Tally the lines with the word "междугосударственное" and report the number alone.

= = = = =

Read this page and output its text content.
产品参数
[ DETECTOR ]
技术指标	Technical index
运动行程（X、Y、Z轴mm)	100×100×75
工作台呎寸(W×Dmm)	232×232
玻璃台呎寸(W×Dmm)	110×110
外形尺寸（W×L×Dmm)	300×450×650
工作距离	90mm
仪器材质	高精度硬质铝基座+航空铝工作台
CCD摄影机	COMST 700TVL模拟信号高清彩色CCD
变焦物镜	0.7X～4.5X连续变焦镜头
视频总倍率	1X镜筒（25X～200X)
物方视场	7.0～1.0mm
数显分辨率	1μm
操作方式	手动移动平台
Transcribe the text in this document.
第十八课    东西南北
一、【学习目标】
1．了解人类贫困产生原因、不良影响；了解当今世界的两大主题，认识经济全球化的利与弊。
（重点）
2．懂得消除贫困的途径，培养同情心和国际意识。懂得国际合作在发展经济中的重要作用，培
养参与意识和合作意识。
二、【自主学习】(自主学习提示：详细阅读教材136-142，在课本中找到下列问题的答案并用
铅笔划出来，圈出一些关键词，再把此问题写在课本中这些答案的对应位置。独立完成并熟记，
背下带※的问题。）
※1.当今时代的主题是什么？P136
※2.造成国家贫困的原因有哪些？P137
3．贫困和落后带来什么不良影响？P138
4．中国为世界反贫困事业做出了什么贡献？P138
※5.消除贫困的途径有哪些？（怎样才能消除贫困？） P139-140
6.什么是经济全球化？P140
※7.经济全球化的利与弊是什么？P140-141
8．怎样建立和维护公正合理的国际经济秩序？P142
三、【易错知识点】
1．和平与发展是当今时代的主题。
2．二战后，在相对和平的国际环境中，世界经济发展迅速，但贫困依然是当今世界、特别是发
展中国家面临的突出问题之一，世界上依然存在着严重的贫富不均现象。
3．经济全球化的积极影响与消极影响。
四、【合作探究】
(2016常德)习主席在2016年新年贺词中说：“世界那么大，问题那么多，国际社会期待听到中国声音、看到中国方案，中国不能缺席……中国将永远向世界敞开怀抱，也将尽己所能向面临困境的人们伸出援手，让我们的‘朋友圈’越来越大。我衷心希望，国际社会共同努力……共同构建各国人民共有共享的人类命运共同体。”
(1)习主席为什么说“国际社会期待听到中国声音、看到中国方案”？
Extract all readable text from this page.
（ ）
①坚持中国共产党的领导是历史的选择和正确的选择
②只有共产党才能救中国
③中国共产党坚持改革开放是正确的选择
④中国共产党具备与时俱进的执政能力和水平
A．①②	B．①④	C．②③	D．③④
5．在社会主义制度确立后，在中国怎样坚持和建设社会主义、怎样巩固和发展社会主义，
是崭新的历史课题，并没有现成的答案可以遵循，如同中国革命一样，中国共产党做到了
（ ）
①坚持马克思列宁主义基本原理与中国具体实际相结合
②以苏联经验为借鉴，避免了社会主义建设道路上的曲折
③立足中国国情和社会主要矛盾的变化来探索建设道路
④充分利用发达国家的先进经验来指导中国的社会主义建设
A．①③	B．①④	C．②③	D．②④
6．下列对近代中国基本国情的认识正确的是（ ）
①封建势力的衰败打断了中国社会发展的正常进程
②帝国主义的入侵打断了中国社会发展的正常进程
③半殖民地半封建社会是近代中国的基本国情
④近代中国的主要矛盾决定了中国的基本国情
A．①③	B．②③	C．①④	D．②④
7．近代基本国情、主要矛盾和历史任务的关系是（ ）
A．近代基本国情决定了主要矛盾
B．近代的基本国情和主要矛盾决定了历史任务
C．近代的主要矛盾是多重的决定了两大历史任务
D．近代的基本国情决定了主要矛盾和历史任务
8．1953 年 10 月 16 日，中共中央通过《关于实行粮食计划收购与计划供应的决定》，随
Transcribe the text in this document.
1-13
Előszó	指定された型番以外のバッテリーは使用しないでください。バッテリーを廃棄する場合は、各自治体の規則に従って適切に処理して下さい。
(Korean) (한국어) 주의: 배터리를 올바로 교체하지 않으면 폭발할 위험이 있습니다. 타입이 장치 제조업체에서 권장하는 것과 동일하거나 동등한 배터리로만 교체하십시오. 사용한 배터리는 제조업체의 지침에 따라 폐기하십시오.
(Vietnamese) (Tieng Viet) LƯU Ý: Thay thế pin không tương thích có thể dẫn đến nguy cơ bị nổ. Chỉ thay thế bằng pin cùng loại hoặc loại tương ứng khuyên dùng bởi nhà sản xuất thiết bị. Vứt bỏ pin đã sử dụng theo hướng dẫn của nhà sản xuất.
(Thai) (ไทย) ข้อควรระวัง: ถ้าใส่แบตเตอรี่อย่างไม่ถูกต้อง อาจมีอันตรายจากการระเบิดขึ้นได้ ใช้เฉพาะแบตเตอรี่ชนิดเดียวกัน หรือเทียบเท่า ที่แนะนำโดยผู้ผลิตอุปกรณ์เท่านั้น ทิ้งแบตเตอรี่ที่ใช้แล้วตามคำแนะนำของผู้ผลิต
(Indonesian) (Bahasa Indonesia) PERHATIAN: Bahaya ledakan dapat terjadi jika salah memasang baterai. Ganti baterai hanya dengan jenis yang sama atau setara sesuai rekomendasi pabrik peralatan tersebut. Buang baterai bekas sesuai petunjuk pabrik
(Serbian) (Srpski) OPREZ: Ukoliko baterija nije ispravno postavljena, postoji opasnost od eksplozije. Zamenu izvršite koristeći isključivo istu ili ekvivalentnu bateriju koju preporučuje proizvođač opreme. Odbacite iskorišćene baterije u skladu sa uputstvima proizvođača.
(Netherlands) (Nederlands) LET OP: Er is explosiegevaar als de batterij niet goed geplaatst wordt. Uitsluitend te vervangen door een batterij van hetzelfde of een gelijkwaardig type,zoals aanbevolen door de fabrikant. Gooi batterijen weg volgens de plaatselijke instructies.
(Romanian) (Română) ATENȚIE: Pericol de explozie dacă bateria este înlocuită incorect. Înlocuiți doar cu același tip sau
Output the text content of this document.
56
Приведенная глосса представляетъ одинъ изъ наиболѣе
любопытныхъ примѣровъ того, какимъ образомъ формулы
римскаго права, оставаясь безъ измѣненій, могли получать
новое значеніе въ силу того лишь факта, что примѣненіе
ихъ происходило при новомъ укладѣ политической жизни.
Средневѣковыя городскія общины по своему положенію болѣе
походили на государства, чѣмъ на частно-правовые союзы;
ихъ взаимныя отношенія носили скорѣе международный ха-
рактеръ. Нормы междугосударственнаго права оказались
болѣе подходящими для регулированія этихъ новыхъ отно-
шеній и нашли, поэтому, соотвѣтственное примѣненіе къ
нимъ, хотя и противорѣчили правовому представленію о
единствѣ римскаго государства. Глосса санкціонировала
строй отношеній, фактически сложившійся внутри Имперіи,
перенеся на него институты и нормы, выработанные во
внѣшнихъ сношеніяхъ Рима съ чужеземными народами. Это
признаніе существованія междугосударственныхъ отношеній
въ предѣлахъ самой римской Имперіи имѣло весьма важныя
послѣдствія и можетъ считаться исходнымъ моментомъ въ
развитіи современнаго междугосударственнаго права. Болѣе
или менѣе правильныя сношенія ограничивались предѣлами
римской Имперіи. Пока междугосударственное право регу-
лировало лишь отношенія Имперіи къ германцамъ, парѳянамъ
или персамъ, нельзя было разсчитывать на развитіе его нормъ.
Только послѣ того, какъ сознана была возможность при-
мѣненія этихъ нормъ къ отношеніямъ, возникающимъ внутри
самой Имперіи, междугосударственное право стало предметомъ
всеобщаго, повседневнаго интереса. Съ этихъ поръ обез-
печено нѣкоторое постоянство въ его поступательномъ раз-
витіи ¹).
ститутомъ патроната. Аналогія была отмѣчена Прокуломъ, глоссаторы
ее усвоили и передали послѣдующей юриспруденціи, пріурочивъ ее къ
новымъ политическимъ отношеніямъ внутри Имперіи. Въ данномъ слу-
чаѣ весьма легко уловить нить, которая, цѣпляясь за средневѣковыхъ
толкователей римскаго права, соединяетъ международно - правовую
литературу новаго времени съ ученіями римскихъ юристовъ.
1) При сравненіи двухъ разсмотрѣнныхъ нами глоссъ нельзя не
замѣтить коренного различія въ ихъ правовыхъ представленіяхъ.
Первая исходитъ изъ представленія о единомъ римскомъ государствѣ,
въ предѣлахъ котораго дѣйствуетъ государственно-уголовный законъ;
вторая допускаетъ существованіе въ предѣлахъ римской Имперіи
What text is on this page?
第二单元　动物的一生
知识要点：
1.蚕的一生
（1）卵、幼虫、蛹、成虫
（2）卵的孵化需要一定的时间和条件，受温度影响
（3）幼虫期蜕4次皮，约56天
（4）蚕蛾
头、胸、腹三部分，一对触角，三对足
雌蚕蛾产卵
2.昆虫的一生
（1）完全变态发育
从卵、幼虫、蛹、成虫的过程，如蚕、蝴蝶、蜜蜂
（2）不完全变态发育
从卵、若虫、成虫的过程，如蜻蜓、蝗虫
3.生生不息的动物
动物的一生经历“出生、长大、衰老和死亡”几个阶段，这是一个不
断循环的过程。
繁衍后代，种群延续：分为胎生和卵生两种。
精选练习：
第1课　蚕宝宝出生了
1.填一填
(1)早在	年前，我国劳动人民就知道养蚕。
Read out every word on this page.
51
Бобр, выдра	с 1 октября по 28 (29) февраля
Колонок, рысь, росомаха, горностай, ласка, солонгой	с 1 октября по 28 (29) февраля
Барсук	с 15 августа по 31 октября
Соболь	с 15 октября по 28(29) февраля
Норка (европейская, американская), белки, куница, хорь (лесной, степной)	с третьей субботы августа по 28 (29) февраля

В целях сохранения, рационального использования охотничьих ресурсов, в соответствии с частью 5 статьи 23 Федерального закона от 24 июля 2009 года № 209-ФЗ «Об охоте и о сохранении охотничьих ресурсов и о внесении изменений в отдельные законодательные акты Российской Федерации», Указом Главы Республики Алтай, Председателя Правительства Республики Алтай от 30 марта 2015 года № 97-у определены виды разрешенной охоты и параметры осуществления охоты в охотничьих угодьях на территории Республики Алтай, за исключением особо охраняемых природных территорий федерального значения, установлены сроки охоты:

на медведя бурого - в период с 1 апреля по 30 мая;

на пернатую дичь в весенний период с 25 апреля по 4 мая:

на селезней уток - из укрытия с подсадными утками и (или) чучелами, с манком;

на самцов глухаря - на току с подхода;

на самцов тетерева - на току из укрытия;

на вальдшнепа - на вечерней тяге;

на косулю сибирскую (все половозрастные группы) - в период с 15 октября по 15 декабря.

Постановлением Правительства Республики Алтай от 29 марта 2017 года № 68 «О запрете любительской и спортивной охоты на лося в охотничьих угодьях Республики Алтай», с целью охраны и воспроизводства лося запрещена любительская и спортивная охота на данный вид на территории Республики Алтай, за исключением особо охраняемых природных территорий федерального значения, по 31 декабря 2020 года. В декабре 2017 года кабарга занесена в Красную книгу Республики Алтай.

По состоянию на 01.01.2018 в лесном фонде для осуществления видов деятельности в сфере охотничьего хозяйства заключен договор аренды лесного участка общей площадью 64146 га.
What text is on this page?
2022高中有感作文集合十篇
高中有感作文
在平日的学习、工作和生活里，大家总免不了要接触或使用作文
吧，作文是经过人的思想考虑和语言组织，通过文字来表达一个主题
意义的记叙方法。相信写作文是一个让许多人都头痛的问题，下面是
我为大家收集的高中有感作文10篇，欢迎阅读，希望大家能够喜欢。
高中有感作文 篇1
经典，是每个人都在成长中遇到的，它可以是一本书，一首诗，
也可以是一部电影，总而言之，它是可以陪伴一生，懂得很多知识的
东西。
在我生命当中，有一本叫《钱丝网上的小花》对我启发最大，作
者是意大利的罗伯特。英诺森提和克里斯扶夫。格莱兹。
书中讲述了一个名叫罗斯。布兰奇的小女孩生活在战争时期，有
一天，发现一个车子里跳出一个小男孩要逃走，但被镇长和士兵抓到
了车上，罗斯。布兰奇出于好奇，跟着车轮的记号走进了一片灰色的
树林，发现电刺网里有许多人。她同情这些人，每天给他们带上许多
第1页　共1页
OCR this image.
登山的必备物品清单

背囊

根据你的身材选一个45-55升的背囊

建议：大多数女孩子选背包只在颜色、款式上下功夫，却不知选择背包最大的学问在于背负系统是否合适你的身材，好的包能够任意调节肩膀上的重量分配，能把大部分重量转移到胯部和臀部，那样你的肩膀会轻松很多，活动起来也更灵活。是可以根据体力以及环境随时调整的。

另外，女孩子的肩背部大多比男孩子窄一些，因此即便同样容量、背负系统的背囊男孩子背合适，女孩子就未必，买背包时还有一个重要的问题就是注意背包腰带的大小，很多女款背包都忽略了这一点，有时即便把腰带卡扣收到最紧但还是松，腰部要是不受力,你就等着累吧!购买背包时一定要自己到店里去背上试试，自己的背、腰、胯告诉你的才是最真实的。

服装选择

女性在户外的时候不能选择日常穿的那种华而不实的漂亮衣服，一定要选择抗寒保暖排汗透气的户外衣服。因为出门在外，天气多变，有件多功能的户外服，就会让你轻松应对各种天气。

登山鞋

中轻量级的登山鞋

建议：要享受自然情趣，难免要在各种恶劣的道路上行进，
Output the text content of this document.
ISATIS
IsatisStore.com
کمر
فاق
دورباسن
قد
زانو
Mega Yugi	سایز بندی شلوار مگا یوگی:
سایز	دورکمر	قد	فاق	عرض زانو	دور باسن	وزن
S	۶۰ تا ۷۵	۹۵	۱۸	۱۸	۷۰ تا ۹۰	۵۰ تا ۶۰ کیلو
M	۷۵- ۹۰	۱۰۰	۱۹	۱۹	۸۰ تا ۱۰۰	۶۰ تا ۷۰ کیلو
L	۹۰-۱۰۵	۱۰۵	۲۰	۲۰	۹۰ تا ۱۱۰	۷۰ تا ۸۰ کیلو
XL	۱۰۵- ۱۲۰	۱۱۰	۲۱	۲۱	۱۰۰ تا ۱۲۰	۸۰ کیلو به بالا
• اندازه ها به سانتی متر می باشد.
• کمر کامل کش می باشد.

= = = = =

Task answer:
2